Stored records:
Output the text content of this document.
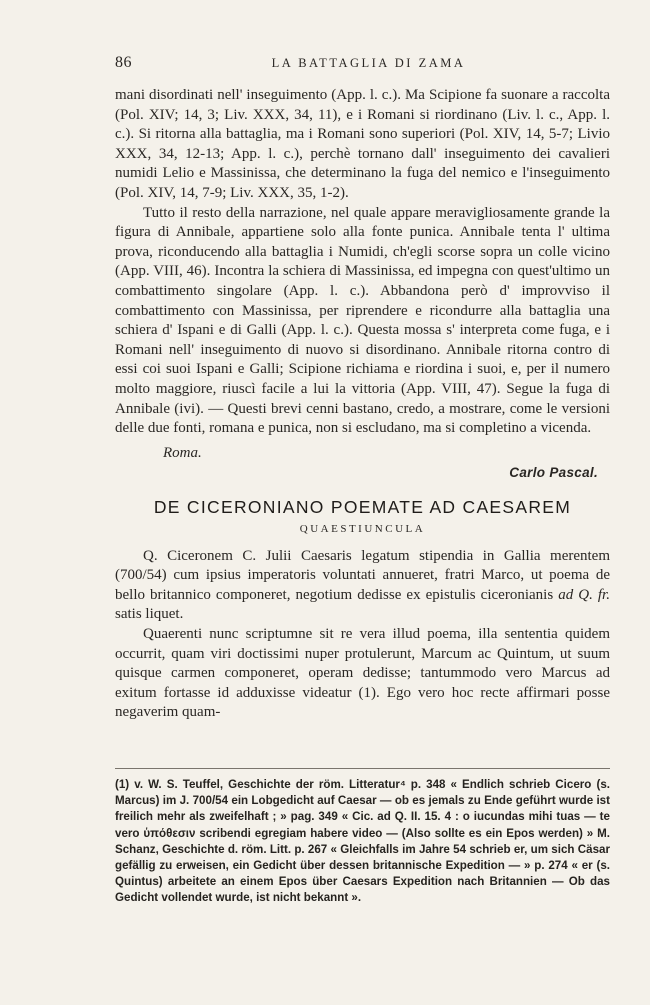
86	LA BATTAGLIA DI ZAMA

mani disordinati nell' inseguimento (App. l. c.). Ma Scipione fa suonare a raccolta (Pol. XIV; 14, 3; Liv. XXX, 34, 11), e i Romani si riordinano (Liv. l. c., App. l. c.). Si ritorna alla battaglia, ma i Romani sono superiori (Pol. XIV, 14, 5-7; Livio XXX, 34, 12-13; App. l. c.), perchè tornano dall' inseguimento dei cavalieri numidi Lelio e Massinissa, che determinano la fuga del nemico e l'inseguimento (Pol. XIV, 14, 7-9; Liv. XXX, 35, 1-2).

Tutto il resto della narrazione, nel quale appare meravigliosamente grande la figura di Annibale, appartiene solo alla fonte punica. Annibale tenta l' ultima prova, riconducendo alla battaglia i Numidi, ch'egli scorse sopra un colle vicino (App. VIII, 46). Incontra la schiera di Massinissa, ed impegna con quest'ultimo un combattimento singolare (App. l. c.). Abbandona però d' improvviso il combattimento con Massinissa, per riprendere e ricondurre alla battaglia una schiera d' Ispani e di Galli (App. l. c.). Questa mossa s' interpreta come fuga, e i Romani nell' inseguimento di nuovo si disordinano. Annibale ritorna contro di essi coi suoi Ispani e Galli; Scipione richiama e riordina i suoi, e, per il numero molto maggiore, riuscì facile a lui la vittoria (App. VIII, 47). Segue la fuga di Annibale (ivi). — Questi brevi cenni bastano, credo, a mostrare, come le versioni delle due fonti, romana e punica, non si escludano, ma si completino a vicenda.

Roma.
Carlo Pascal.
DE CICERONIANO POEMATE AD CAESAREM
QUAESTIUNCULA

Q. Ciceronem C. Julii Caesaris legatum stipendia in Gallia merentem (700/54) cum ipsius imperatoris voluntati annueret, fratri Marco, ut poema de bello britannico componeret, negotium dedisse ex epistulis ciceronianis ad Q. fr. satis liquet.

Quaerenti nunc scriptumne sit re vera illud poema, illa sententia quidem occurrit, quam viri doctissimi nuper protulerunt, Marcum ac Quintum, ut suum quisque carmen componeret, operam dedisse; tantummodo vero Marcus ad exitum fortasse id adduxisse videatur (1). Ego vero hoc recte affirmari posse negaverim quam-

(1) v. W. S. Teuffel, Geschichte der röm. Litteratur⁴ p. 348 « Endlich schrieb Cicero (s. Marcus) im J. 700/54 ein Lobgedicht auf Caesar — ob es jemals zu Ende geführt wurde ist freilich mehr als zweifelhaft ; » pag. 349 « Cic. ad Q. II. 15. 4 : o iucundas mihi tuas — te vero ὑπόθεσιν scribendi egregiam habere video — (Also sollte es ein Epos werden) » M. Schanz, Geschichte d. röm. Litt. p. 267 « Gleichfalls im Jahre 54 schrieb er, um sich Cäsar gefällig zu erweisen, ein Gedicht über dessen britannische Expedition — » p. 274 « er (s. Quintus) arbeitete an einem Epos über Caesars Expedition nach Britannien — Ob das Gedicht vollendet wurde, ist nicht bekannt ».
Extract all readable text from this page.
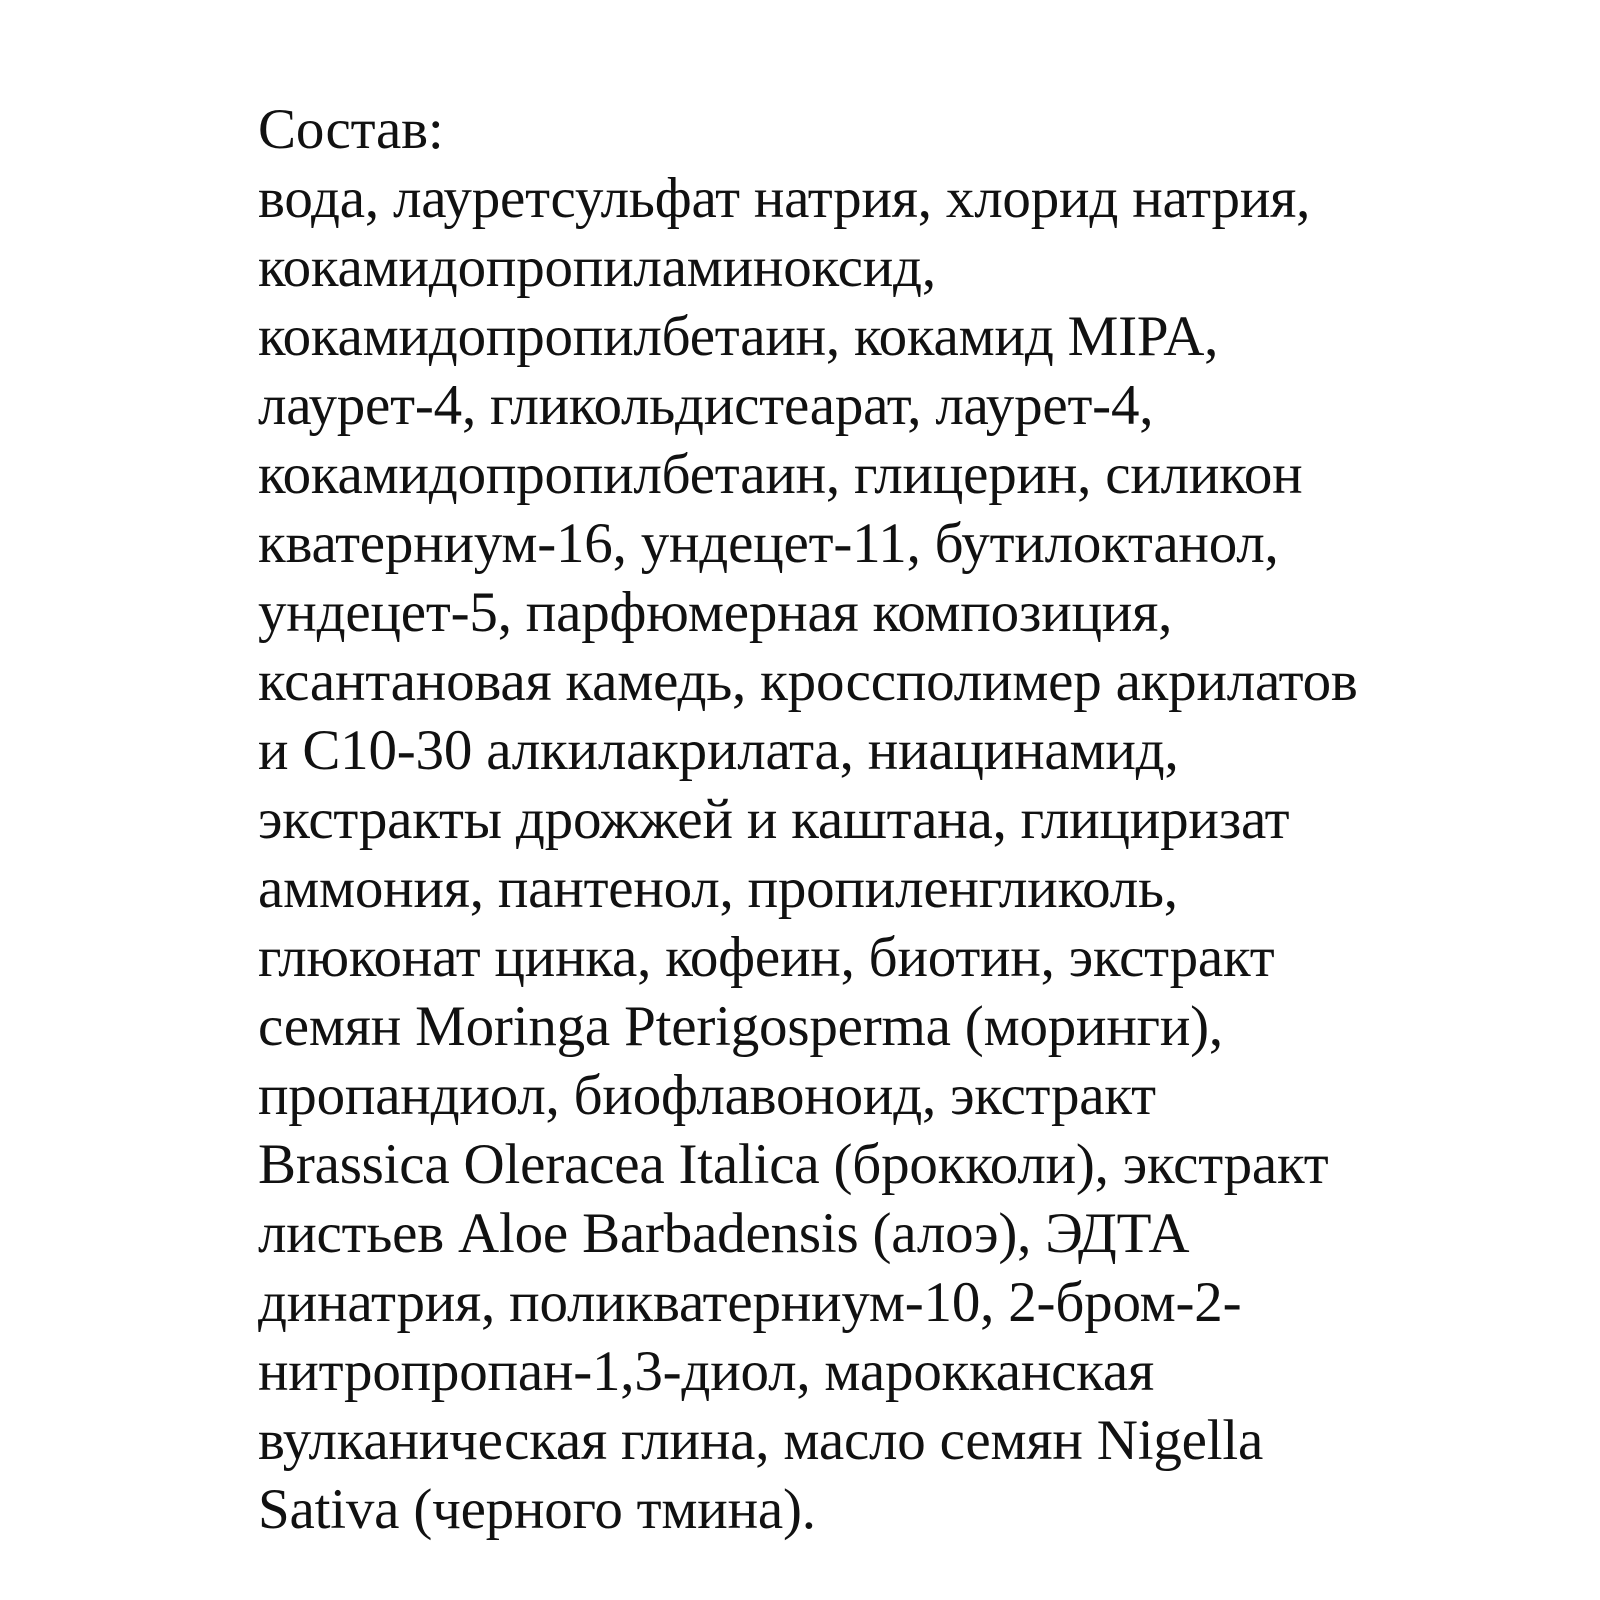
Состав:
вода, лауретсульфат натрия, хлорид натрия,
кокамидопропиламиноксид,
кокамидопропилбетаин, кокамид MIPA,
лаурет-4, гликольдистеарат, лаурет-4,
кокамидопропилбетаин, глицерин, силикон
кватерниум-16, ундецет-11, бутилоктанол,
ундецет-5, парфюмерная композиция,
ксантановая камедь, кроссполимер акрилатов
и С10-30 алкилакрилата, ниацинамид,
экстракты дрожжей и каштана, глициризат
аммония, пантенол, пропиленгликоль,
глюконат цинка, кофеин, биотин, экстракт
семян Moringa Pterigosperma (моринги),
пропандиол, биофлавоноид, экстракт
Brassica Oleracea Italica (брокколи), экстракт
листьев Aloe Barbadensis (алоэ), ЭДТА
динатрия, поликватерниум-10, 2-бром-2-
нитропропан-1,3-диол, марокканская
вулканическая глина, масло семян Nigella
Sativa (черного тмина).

▸ The problem
Copy the final portion of the records: every line from the one containing "Extract all readable text from this page." through the last, word for word, without pictures.

▸ Result below
Extract all readable text from this page.
Состав:
вода, лауретсульфат натрия, хлорид натрия,
кокамидопропиламиноксид,
кокамидопропилбетаин, кокамид MIPA,
лаурет-4, гликольдистеарат, лаурет-4,
кокамидопропилбетаин, глицерин, силикон
кватерниум-16, ундецет-11, бутилоктанол,
ундецет-5, парфюмерная композиция,
ксантановая камедь, кроссполимер акрилатов
и С10-30 алкилакрилата, ниацинамид,
экстракты дрожжей и каштана, глициризат
аммония, пантенол, пропиленгликоль,
глюконат цинка, кофеин, биотин, экстракт
семян Moringa Pterigosperma (моринги),
пропандиол, биофлавоноид, экстракт
Brassica Oleracea Italica (брокколи), экстракт
листьев Aloe Barbadensis (алоэ), ЭДТА
динатрия, поликватерниум-10, 2-бром-2-
нитропропан-1,3-диол, марокканская
вулканическая глина, масло семян Nigella
Sativa (черного тмина).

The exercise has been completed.